%%

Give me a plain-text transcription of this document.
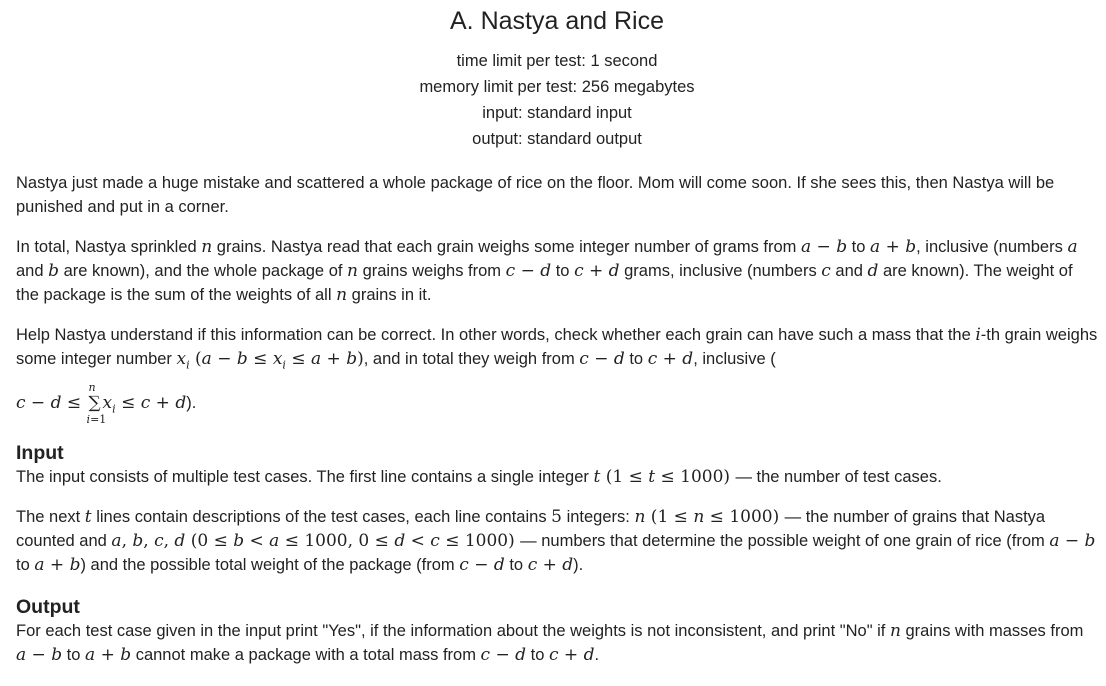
A. Nastya and Rice
time limit per test: 1 second
memory limit per test: 256 megabytes
input: standard input
output: standard output

Nastya just made a huge mistake and scattered a whole package of rice on the floor. Mom will come soon. If she sees this, then Nastya will be punished and put in a corner.

In total, Nastya sprinkled n grains. Nastya read that each grain weighs some integer number of grams from a − b to a + b, inclusive (numbers a and b are known), and the whole package of n grains weighs from c − d to c + d grams, inclusive (numbers c and d are known). The weight of the package is the sum of the weights of all n grains in it.

Help Nastya understand if this information can be correct. In other words, check whether each grain can have such a mass that the i-th grain weighs some integer number $x_i$ $(a - b \le x_i \le a + b)$, and in total they weigh from c − d to c + d, inclusive (

c − d ≤
n
∑
i=1
$x_i \le c + d$).
Input

The input consists of multiple test cases. The first line contains a single integer t (1 ≤ t ≤ 1000) — the number of test cases.

The next t lines contain descriptions of the test cases, each line contains 5 integers: n (1 ≤ n ≤ 1000) — the number of grains that Nastya counted and a, b, c, d (0 ≤ b < a ≤ 1000, 0 ≤ d < c ≤ 1000) — numbers that determine the possible weight of one grain of rice (from a − b to a + b) and the possible total weight of the package (from c − d to c + d).

Output

For each test case given in the input print "Yes", if the information about the weights is not inconsistent, and print "No" if n grains with masses from a − b to a + b cannot make a package with a total mass from c − d to c + d.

%%

- **Exercise prompt**: Each record must be quoted in full and exactly. Do not include the pictures.

- **Written response**:
Give me a plain-text transcription of this document.
A. Nastya and Rice
time limit per test: 1 second
memory limit per test: 256 megabytes
input: standard input
output: standard output

Nastya just made a huge mistake and scattered a whole package of rice on the floor. Mom will come soon. If she sees this, then Nastya will be punished and put in a corner.

In total, Nastya sprinkled n grains. Nastya read that each grain weighs some integer number of grams from a − b to a + b, inclusive (numbers a and b are known), and the whole package of n grains weighs from c − d to c + d grams, inclusive (numbers c and d are known). The weight of the package is the sum of the weights of all n grains in it.

Help Nastya understand if this information can be correct. In other words, check whether each grain can have such a mass that the i-th grain weighs some integer number $x_i$ $(a - b \le x_i \le a + b)$, and in total they weigh from c − d to c + d, inclusive (

c − d ≤
n
∑
i=1
$x_i \le c + d$).
Input

The input consists of multiple test cases. The first line contains a single integer t (1 ≤ t ≤ 1000) — the number of test cases.

The next t lines contain descriptions of the test cases, each line contains 5 integers: n (1 ≤ n ≤ 1000) — the number of grains that Nastya counted and a, b, c, d (0 ≤ b < a ≤ 1000, 0 ≤ d < c ≤ 1000) — numbers that determine the possible weight of one grain of rice (from a − b to a + b) and the possible total weight of the package (from c − d to c + d).

Output

For each test case given in the input print "Yes", if the information about the weights is not inconsistent, and print "No" if n grains with masses from a − b to a + b cannot make a package with a total mass from c − d to c + d.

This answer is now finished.